▸ **EXERCISE AIM**:
Return the entries below verbatim. Pictures stay out.

··· RECORDED DATA

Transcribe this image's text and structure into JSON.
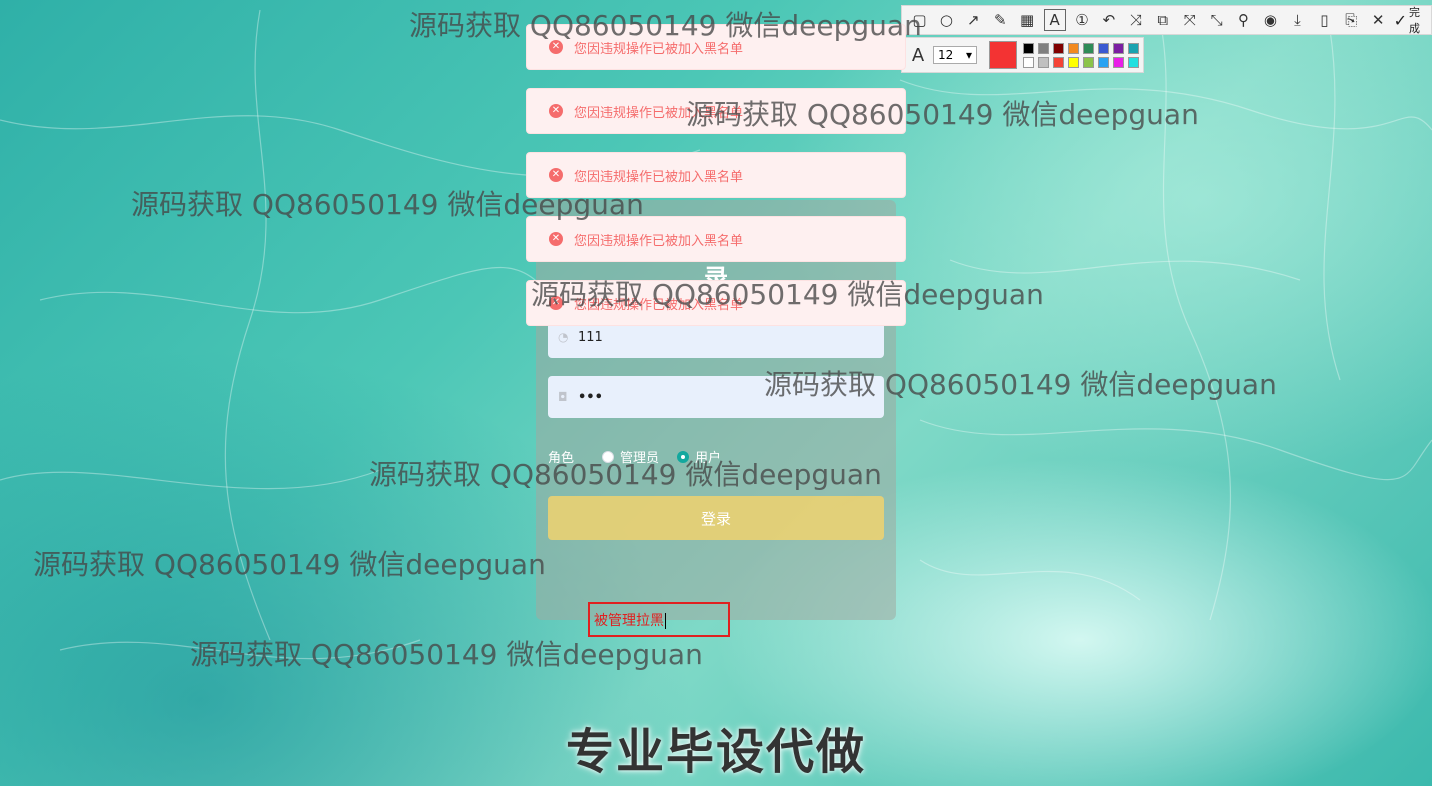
{
  "toolbar": {
    "icons": [
      "rectangle-icon",
      "ellipse-icon",
      "arrow-icon",
      "pencil-icon",
      "mosaic-icon",
      "text-icon",
      "number-marker-icon",
      "undo-icon",
      "redo-icon",
      "ocr-icon",
      "translate-icon",
      "expand-icon",
      "pin-icon",
      "record-icon",
      "download-icon",
      "copy-icon",
      "save-icon",
      "close-icon"
    ],
    "done_label": "完成",
    "font_size": "12",
    "current_color": "#f33333",
    "palette": [
      "#000000",
      "#808080",
      "#800000",
      "#f28a20",
      "#2e8b57",
      "#3a59d1",
      "#7b1fa2",
      "#1aa3b0",
      "#ffffff",
      "#c0c0c0",
      "#f44336",
      "#ffff00",
      "#8bc34a",
      "#29a3f2",
      "#e91ee8",
      "#22e0e0"
    ]
  },
  "messages": [
    {
      "text": "您因违规操作已被加入黑名单"
    },
    {
      "text": "您因违规操作已被加入黑名单"
    },
    {
      "text": "您因违规操作已被加入黑名单"
    },
    {
      "text": "您因违规操作已被加入黑名单"
    },
    {
      "text": "您因违规操作已被加入黑名单"
    }
  ],
  "login": {
    "title": "录",
    "username_value": "111",
    "password_value": "•••",
    "role_label": "角色",
    "role_admin": "管理员",
    "role_user": "用户",
    "submit_label": "登录"
  },
  "annotation": {
    "text": "被管理拉黑"
  },
  "watermarks": [
    "源码获取 QQ86050149 微信deepguan",
    "源码获取 QQ86050149 微信deepguan",
    "源码获取 QQ86050149 微信deepguan",
    "源码获取 QQ86050149 微信deepguan",
    "源码获取 QQ86050149 微信deepguan",
    "源码获取 QQ86050149 微信deepguan",
    "源码获取 QQ86050149 微信deepguan",
    "源码获取 QQ86050149 微信deepguan"
  ],
  "footer": "专业毕设代做"
}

······

▸ **WORKED ANSWER**:
Transcribe this image's text and structure into JSON.
{
  "toolbar": {
    "icons": [
      "rectangle-icon",
      "ellipse-icon",
      "arrow-icon",
      "pencil-icon",
      "mosaic-icon",
      "text-icon",
      "number-marker-icon",
      "undo-icon",
      "redo-icon",
      "ocr-icon",
      "translate-icon",
      "expand-icon",
      "pin-icon",
      "record-icon",
      "download-icon",
      "copy-icon",
      "save-icon",
      "close-icon"
    ],
    "done_label": "完成",
    "font_size": "12",
    "current_color": "#f33333",
    "palette": [
      "#000000",
      "#808080",
      "#800000",
      "#f28a20",
      "#2e8b57",
      "#3a59d1",
      "#7b1fa2",
      "#1aa3b0",
      "#ffffff",
      "#c0c0c0",
      "#f44336",
      "#ffff00",
      "#8bc34a",
      "#29a3f2",
      "#e91ee8",
      "#22e0e0"
    ]
  },
  "messages": [
    {
      "text": "您因违规操作已被加入黑名单"
    },
    {
      "text": "您因违规操作已被加入黑名单"
    },
    {
      "text": "您因违规操作已被加入黑名单"
    },
    {
      "text": "您因违规操作已被加入黑名单"
    },
    {
      "text": "您因违规操作已被加入黑名单"
    }
  ],
  "login": {
    "title": "录",
    "username_value": "111",
    "password_value": "•••",
    "role_label": "角色",
    "role_admin": "管理员",
    "role_user": "用户",
    "submit_label": "登录"
  },
  "annotation": {
    "text": "被管理拉黑"
  },
  "watermarks": [
    "源码获取 QQ86050149 微信deepguan",
    "源码获取 QQ86050149 微信deepguan",
    "源码获取 QQ86050149 微信deepguan",
    "源码获取 QQ86050149 微信deepguan",
    "源码获取 QQ86050149 微信deepguan",
    "源码获取 QQ86050149 微信deepguan",
    "源码获取 QQ86050149 微信deepguan",
    "源码获取 QQ86050149 微信deepguan"
  ],
  "footer": "专业毕设代做"
}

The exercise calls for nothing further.